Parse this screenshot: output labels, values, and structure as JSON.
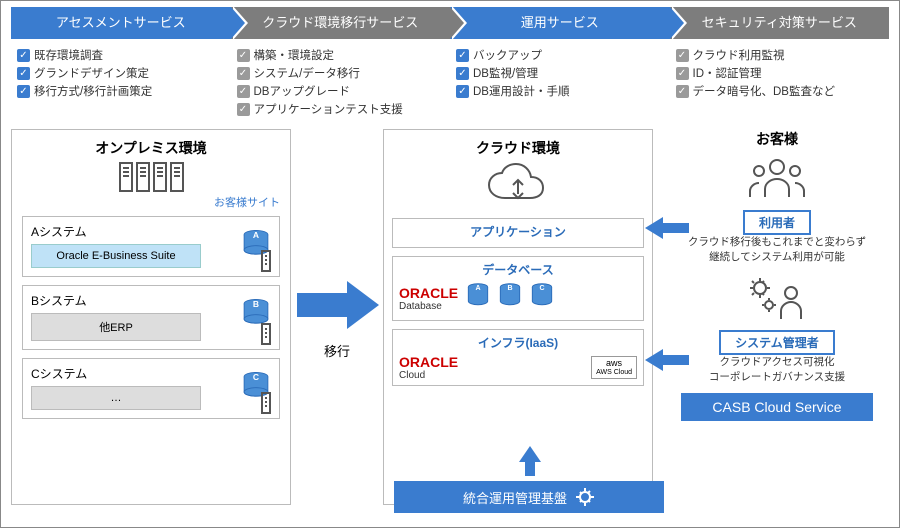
{
  "steps": [
    {
      "label": "アセスメントサービス",
      "color": "blue"
    },
    {
      "label": "クラウド環境移行サービス",
      "color": "gray"
    },
    {
      "label": "運用サービス",
      "color": "blue"
    },
    {
      "label": "セキュリティ対策サービス",
      "color": "gray"
    }
  ],
  "checklists": [
    {
      "color": "blue",
      "items": [
        "既存環境調査",
        "グランドデザイン策定",
        "移行方式/移行計画策定"
      ]
    },
    {
      "color": "gray",
      "items": [
        "構築・環境設定",
        "システム/データ移行",
        "DBアップグレード",
        "アプリケーションテスト支援"
      ]
    },
    {
      "color": "blue",
      "items": [
        "バックアップ",
        "DB監視/管理",
        "DB運用設計・手順"
      ]
    },
    {
      "color": "gray",
      "items": [
        "クラウド利用監視",
        "ID・認証管理",
        "データ暗号化、DB監査など"
      ]
    }
  ],
  "onprem": {
    "title": "オンプレミス環境",
    "site_label": "お客様サイト",
    "systems": [
      {
        "name": "Aシステム",
        "inner": "Oracle E-Business Suite",
        "inner_style": "blue",
        "badge": "A"
      },
      {
        "name": "Bシステム",
        "inner": "他ERP",
        "inner_style": "gray",
        "badge": "B"
      },
      {
        "name": "Cシステム",
        "inner": "…",
        "inner_style": "gray",
        "badge": "C"
      }
    ]
  },
  "migrate_label": "移行",
  "cloud": {
    "title": "クラウド環境",
    "layers": {
      "app": "アプリケーション",
      "db": "データベース",
      "db_brand": "ORACLE",
      "db_sub": "Database",
      "db_badges": [
        "A",
        "B",
        "C"
      ],
      "infra": "インフラ(IaaS)",
      "infra_brand": "ORACLE",
      "infra_sub": "Cloud",
      "aws_top": "aws",
      "aws_bottom": "AWS Cloud"
    }
  },
  "customer": {
    "title": "お客様",
    "user_role": "利用者",
    "user_desc1": "クラウド移行後もこれまでと変わらず",
    "user_desc2": "継続してシステム利用が可能",
    "admin_role": "システム管理者",
    "admin_desc1": "クラウドアクセス可視化",
    "admin_desc2": "コーポレートガバナンス支援"
  },
  "ops_bar": "統合運用管理基盤",
  "casb": "CASB Cloud Service"
}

· · · ·

Every line of the material is to be quoted exactly, with no pictures carried over.

Parse this screenshot: output labels, values, and structure as JSON.
{
  "steps": [
    {
      "label": "アセスメントサービス",
      "color": "blue"
    },
    {
      "label": "クラウド環境移行サービス",
      "color": "gray"
    },
    {
      "label": "運用サービス",
      "color": "blue"
    },
    {
      "label": "セキュリティ対策サービス",
      "color": "gray"
    }
  ],
  "checklists": [
    {
      "color": "blue",
      "items": [
        "既存環境調査",
        "グランドデザイン策定",
        "移行方式/移行計画策定"
      ]
    },
    {
      "color": "gray",
      "items": [
        "構築・環境設定",
        "システム/データ移行",
        "DBアップグレード",
        "アプリケーションテスト支援"
      ]
    },
    {
      "color": "blue",
      "items": [
        "バックアップ",
        "DB監視/管理",
        "DB運用設計・手順"
      ]
    },
    {
      "color": "gray",
      "items": [
        "クラウド利用監視",
        "ID・認証管理",
        "データ暗号化、DB監査など"
      ]
    }
  ],
  "onprem": {
    "title": "オンプレミス環境",
    "site_label": "お客様サイト",
    "systems": [
      {
        "name": "Aシステム",
        "inner": "Oracle E-Business Suite",
        "inner_style": "blue",
        "badge": "A"
      },
      {
        "name": "Bシステム",
        "inner": "他ERP",
        "inner_style": "gray",
        "badge": "B"
      },
      {
        "name": "Cシステム",
        "inner": "…",
        "inner_style": "gray",
        "badge": "C"
      }
    ]
  },
  "migrate_label": "移行",
  "cloud": {
    "title": "クラウド環境",
    "layers": {
      "app": "アプリケーション",
      "db": "データベース",
      "db_brand": "ORACLE",
      "db_sub": "Database",
      "db_badges": [
        "A",
        "B",
        "C"
      ],
      "infra": "インフラ(IaaS)",
      "infra_brand": "ORACLE",
      "infra_sub": "Cloud",
      "aws_top": "aws",
      "aws_bottom": "AWS Cloud"
    }
  },
  "customer": {
    "title": "お客様",
    "user_role": "利用者",
    "user_desc1": "クラウド移行後もこれまでと変わらず",
    "user_desc2": "継続してシステム利用が可能",
    "admin_role": "システム管理者",
    "admin_desc1": "クラウドアクセス可視化",
    "admin_desc2": "コーポレートガバナンス支援"
  },
  "ops_bar": "統合運用管理基盤",
  "casb": "CASB Cloud Service"
}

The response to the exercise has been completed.